→ **What to produce**:
Without further comment, state how many lines in the listing below contain the word "печати".

→ **Material for the task**:
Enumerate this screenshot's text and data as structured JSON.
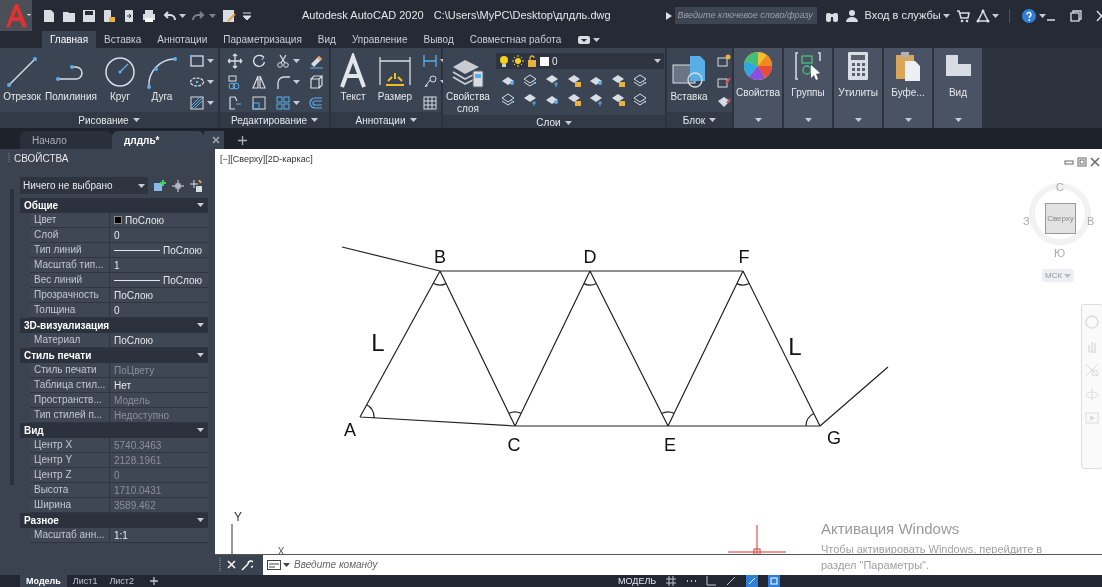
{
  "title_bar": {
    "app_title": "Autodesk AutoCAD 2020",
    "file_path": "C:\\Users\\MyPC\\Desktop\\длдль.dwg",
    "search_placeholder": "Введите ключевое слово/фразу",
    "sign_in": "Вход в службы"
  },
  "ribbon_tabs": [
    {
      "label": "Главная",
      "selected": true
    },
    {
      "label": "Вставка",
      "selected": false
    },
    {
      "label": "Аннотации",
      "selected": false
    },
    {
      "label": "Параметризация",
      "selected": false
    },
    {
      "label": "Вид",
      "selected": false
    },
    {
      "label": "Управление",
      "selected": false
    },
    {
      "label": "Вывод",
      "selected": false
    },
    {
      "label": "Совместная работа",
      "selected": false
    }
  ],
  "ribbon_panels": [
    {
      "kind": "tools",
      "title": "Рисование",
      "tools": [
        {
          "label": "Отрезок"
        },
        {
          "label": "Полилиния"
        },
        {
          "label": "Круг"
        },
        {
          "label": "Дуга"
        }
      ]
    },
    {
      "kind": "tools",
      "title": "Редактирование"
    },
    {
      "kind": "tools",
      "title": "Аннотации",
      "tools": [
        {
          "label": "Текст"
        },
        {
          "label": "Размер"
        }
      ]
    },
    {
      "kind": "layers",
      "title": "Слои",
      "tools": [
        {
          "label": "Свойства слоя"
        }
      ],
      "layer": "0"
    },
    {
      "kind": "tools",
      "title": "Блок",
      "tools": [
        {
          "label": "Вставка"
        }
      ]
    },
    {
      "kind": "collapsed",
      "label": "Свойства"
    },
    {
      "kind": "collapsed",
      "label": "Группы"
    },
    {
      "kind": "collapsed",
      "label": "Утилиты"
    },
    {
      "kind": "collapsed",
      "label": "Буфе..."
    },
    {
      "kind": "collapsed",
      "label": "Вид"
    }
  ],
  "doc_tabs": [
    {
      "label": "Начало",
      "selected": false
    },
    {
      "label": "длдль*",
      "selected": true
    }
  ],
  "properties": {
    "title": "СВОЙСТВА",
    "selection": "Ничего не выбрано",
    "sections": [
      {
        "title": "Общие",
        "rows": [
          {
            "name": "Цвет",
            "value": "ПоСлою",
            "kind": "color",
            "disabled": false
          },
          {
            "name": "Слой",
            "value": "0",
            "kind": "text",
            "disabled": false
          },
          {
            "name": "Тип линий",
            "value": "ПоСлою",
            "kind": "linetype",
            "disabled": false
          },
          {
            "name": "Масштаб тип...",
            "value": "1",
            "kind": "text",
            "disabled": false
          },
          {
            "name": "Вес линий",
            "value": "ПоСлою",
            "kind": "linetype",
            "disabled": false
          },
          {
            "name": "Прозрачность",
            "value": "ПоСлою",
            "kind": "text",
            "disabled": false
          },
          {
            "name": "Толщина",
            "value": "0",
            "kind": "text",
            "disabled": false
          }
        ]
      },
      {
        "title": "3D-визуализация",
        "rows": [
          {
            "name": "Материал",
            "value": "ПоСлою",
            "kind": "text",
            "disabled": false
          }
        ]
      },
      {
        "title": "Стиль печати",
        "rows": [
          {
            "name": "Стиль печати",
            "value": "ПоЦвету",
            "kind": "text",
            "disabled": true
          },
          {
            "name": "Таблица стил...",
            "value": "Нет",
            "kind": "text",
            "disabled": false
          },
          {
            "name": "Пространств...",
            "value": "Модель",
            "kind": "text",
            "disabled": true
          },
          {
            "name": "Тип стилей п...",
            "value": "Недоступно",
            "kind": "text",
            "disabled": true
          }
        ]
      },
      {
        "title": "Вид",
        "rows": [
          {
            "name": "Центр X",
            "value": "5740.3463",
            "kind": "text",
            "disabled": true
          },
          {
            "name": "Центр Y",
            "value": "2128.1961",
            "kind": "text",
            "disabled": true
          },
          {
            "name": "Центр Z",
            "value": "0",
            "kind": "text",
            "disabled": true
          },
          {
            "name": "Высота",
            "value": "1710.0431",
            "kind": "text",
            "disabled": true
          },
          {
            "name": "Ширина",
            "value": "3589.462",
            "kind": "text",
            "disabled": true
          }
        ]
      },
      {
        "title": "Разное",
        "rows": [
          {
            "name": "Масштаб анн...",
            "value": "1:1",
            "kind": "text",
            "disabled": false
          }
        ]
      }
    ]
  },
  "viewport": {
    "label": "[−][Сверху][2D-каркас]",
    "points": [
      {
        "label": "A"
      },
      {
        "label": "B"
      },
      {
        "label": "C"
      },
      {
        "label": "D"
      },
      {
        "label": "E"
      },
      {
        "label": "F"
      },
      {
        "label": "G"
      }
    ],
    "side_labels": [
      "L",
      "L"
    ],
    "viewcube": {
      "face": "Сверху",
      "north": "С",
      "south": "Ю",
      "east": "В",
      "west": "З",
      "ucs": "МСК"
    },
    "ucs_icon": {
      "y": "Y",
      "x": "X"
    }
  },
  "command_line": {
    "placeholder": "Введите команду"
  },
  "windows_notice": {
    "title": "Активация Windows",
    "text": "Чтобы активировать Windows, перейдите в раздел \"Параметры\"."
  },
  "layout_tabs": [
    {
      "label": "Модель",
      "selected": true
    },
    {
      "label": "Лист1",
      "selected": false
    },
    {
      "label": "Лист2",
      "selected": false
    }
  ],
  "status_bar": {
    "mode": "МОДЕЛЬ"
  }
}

==

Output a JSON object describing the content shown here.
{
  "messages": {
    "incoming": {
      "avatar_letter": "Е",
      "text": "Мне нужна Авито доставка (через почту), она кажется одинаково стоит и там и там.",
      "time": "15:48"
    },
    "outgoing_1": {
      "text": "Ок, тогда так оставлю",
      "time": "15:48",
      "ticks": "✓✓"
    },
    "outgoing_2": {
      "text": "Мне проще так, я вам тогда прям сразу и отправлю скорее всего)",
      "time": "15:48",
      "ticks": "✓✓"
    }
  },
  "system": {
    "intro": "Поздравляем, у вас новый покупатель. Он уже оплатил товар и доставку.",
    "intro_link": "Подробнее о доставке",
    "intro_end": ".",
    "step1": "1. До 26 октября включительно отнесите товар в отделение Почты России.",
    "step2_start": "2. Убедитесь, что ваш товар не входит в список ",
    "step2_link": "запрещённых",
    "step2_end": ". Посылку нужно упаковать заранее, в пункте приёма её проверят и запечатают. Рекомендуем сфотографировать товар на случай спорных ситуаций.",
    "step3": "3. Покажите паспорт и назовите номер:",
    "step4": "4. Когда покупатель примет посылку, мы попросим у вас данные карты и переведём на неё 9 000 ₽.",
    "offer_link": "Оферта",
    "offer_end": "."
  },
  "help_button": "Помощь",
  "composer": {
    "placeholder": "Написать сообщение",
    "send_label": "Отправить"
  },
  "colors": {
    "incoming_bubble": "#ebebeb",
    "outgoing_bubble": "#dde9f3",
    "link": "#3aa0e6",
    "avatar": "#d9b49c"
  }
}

...

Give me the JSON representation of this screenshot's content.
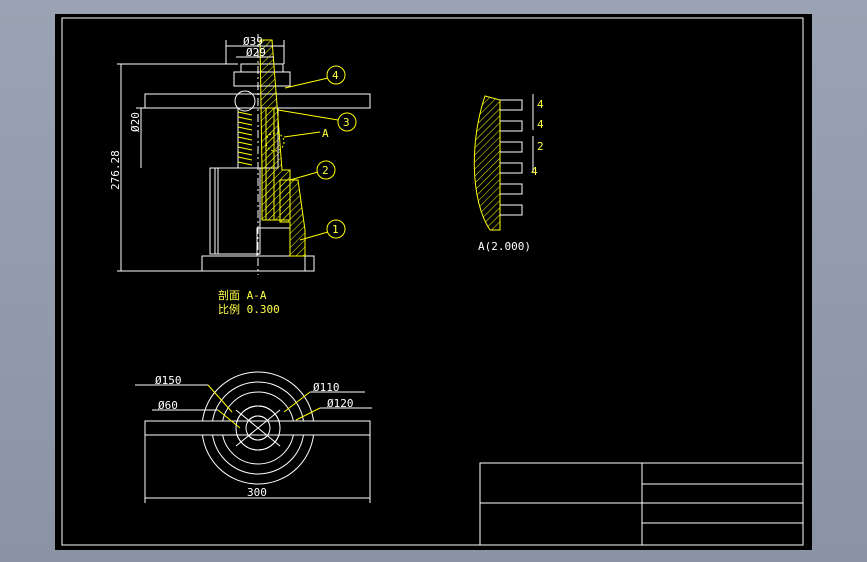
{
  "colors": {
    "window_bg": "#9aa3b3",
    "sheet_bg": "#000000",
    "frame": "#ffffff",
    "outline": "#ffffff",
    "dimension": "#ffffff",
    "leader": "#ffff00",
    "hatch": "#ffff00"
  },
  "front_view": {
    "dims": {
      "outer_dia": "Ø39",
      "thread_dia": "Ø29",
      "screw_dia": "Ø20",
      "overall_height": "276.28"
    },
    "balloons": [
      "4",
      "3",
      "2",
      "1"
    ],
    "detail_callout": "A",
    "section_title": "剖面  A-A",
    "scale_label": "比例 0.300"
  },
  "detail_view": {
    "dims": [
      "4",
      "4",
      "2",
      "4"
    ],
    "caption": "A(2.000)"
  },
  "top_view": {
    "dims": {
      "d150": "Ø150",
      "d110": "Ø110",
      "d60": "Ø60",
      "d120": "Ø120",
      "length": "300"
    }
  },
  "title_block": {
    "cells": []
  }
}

→ **Problem solution**:
2